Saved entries
· · · · ·
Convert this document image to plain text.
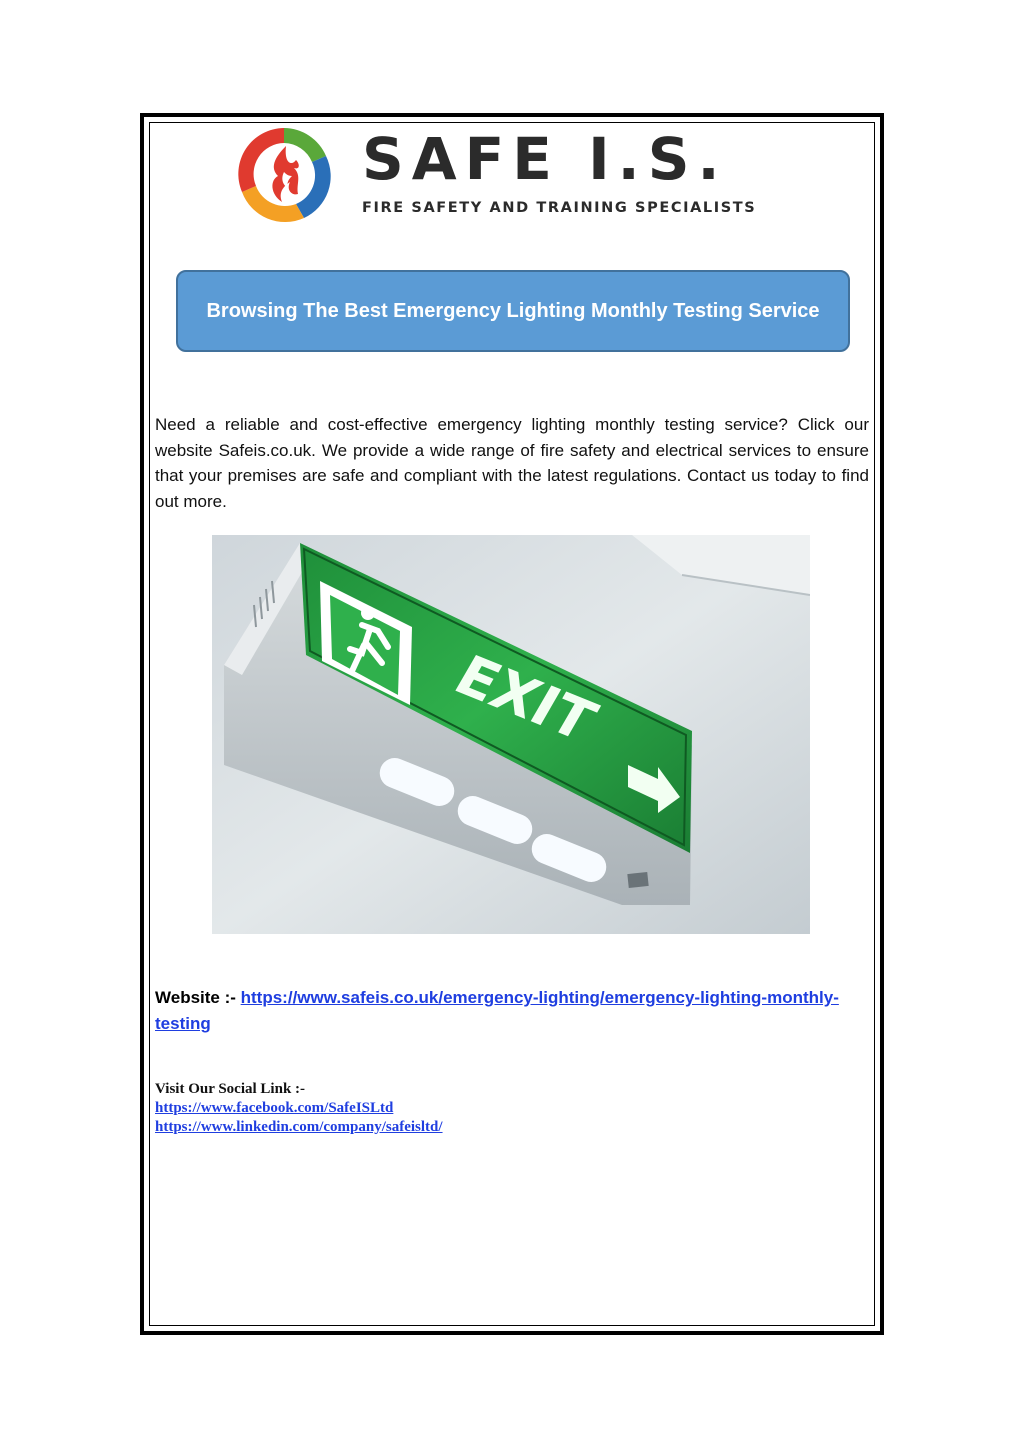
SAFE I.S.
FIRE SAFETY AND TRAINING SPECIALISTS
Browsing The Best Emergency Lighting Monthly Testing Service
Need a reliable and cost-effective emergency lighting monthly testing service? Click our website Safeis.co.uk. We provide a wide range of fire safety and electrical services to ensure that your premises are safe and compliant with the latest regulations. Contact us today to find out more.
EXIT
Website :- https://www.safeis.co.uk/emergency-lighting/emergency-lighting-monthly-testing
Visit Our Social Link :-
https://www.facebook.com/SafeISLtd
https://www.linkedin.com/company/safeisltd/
· · · · ·
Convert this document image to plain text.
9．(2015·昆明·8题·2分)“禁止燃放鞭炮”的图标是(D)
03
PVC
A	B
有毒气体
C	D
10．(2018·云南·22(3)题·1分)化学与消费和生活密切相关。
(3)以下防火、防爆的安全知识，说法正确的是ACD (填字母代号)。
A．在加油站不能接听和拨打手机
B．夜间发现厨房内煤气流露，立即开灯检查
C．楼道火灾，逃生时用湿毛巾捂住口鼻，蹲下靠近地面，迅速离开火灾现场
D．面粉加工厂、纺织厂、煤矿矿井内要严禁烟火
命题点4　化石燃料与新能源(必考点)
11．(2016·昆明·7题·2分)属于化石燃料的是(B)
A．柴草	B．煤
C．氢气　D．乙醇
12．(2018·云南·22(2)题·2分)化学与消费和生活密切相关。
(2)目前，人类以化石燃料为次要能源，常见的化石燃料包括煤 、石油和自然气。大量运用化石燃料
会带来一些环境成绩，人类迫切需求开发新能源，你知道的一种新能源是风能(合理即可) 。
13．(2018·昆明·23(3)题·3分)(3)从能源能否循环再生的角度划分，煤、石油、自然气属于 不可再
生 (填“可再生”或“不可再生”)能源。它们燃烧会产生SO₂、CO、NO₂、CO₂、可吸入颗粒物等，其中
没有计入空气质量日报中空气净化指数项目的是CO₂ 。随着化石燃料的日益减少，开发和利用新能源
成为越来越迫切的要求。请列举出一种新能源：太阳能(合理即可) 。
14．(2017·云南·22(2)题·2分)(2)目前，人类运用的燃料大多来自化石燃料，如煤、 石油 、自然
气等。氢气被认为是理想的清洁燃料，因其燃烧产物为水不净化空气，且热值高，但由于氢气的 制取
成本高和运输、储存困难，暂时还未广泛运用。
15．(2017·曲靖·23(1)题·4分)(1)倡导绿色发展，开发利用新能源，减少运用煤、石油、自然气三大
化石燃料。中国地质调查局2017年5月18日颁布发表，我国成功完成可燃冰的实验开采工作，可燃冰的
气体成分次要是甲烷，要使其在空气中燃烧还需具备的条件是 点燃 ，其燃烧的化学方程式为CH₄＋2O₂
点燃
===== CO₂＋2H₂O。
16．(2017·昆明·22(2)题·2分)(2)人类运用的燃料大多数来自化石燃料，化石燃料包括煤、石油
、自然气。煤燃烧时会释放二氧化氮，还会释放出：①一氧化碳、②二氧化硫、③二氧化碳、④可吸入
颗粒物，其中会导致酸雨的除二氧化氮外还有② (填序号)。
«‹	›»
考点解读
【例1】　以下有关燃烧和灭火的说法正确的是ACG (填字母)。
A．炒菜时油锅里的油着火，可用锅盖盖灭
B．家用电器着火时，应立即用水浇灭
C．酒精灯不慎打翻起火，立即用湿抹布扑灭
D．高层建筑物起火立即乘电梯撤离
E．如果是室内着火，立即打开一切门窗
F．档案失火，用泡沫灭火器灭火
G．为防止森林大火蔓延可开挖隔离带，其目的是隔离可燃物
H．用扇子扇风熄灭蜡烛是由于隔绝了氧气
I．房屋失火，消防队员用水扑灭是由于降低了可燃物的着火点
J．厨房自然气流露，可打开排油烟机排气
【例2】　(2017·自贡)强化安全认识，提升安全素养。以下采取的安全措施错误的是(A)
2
· · · · ·
§ **Problem statement**: In the records above, collect each line with "https".

§ **Solution**:
Website :- https://www.safeis.co.uk/emergency-lighting/emergency-lighting-monthly-testing
https://www.facebook.com/SafeISLtd
https://www.linkedin.com/company/safeisltd/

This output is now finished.